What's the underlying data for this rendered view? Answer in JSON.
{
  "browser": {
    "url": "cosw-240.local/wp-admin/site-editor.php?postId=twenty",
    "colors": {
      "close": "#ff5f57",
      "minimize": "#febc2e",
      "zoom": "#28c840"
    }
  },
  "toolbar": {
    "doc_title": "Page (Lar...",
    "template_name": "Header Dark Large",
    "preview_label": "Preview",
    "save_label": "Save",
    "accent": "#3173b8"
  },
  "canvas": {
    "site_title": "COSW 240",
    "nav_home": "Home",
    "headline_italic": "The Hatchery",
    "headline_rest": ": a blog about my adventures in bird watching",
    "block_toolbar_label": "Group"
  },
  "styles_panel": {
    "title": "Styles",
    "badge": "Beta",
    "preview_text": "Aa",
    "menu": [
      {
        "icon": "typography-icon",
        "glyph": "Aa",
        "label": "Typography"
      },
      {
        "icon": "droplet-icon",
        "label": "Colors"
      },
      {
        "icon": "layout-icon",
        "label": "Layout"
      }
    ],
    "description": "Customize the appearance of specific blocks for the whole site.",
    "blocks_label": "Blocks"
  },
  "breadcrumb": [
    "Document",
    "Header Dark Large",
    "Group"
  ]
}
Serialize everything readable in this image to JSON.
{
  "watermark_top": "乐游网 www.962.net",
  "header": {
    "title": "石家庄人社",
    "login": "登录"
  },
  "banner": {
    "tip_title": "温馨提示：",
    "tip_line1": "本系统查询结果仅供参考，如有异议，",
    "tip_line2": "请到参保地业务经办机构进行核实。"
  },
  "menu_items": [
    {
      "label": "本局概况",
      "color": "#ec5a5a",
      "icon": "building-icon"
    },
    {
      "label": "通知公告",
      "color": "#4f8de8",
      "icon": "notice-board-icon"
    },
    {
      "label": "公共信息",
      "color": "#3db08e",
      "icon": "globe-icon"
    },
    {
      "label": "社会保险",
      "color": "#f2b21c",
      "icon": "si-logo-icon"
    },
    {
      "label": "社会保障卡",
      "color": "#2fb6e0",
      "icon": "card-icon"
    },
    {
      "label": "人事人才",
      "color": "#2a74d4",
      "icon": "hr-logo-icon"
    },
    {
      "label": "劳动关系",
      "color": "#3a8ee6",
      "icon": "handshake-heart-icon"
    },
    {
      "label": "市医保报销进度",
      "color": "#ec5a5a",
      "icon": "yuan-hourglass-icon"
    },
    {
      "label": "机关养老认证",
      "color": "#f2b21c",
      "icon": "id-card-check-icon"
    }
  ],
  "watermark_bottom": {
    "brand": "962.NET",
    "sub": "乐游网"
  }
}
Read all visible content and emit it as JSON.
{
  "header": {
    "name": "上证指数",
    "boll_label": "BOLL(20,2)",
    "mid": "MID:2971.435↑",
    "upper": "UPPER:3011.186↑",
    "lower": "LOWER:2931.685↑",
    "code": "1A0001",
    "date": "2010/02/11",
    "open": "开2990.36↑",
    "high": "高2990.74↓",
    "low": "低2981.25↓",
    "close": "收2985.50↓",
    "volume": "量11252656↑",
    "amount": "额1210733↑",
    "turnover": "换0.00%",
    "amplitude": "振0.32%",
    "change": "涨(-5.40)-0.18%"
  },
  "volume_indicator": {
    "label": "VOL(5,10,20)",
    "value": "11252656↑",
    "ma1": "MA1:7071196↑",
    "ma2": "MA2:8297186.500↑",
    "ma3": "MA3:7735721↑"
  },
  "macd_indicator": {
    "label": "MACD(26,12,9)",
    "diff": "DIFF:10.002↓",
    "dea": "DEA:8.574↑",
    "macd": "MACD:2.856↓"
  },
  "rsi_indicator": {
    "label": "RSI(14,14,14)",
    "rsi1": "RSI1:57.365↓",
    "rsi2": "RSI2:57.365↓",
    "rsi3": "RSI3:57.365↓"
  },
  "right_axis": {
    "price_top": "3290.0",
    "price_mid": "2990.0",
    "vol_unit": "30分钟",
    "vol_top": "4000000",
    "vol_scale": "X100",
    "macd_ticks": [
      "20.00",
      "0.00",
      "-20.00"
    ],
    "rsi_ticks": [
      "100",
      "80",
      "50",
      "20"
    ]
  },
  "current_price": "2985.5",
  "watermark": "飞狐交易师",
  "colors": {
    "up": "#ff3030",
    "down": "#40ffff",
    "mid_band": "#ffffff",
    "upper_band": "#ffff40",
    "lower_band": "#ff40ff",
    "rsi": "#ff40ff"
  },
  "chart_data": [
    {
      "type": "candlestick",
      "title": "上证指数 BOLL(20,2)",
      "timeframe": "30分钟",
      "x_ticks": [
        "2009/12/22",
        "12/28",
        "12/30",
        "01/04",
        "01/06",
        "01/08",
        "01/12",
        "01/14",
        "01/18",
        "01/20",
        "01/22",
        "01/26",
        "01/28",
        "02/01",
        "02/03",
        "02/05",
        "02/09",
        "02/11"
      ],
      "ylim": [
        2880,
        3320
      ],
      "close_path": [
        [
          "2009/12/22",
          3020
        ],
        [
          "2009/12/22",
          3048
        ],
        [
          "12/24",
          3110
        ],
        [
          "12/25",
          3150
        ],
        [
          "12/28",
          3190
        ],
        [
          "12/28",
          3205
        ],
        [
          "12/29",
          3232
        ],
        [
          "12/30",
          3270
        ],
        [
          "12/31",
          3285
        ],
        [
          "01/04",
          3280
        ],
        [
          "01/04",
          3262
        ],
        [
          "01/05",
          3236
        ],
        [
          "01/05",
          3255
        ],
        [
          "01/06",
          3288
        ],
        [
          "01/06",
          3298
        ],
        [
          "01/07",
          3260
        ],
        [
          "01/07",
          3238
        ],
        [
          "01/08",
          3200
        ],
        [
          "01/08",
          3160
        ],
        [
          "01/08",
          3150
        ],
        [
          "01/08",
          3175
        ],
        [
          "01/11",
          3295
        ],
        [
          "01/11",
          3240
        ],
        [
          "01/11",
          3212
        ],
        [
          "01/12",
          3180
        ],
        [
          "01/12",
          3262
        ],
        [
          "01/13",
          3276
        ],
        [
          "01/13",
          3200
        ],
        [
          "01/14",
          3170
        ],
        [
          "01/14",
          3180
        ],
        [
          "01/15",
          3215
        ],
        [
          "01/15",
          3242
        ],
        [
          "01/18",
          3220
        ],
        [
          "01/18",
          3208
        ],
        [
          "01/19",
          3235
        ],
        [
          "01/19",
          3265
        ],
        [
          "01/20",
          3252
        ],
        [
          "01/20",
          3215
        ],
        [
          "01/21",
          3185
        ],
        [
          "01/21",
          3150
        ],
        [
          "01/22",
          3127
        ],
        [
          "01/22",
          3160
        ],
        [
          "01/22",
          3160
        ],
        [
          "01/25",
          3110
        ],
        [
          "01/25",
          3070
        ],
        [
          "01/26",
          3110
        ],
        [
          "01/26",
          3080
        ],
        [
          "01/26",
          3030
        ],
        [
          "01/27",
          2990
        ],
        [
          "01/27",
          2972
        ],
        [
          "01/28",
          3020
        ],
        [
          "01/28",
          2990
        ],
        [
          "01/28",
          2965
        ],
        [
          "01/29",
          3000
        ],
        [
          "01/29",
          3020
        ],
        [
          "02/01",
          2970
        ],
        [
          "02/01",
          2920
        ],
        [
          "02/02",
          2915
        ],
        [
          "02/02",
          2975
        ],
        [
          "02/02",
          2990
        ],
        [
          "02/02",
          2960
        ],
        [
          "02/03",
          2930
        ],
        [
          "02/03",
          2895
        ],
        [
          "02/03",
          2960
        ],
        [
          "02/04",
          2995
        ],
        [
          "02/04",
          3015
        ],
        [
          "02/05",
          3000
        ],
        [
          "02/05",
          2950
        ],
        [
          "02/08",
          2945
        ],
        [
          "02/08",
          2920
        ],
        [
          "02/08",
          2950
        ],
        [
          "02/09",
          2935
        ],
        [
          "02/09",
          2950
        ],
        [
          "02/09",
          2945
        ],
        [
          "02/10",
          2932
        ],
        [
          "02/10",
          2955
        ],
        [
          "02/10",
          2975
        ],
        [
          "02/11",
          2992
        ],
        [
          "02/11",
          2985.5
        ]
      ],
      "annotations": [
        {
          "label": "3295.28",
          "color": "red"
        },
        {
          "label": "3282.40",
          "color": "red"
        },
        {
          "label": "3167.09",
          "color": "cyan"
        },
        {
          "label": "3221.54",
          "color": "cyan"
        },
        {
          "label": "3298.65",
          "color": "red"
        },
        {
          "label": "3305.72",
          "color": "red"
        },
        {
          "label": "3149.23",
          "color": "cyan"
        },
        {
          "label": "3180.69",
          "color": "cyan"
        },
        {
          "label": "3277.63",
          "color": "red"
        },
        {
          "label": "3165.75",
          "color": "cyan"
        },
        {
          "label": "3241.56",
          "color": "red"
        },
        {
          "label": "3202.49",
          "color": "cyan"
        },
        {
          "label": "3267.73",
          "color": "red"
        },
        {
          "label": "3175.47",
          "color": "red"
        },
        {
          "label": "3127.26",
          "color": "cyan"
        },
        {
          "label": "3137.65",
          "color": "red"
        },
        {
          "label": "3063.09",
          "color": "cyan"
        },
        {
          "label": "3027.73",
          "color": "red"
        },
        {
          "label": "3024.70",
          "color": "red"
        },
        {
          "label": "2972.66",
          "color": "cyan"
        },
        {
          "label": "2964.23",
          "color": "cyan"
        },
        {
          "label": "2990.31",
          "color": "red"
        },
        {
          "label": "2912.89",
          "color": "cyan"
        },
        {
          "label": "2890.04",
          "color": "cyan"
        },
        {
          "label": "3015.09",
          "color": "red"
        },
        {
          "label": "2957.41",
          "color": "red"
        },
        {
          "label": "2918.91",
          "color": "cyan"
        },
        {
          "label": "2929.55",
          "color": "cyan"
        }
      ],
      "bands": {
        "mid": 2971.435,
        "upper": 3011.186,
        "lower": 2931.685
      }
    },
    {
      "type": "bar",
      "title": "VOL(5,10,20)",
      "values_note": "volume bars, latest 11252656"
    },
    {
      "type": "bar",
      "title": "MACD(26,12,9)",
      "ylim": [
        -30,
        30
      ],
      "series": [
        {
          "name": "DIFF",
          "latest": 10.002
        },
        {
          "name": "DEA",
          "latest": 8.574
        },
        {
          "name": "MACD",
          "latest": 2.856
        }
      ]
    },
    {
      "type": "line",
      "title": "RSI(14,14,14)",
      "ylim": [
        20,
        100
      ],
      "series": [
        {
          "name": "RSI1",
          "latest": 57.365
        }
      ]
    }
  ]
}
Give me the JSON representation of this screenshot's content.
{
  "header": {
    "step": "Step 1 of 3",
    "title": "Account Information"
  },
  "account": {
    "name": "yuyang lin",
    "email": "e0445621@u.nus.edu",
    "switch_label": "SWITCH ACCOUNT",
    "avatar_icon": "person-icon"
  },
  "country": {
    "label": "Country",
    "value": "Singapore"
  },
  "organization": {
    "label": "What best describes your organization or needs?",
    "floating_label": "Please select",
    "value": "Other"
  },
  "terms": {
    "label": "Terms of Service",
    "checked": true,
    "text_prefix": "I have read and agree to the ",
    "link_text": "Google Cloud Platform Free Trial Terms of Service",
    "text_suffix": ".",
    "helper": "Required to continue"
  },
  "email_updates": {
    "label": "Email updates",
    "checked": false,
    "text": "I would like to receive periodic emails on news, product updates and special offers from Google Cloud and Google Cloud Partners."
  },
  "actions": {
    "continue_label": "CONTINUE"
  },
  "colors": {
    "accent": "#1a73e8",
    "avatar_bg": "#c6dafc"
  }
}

+++

DIRECTIVE
Using the entries above, return each line in which the word "Cloud" occurs.

EXPECTED ANSWER
    "link_text": "Google Cloud Platform Free Trial Terms of Service",
    "text": "I would like to receive periodic emails on news, product updates and special offers from Google Cloud and Google Cloud Partners."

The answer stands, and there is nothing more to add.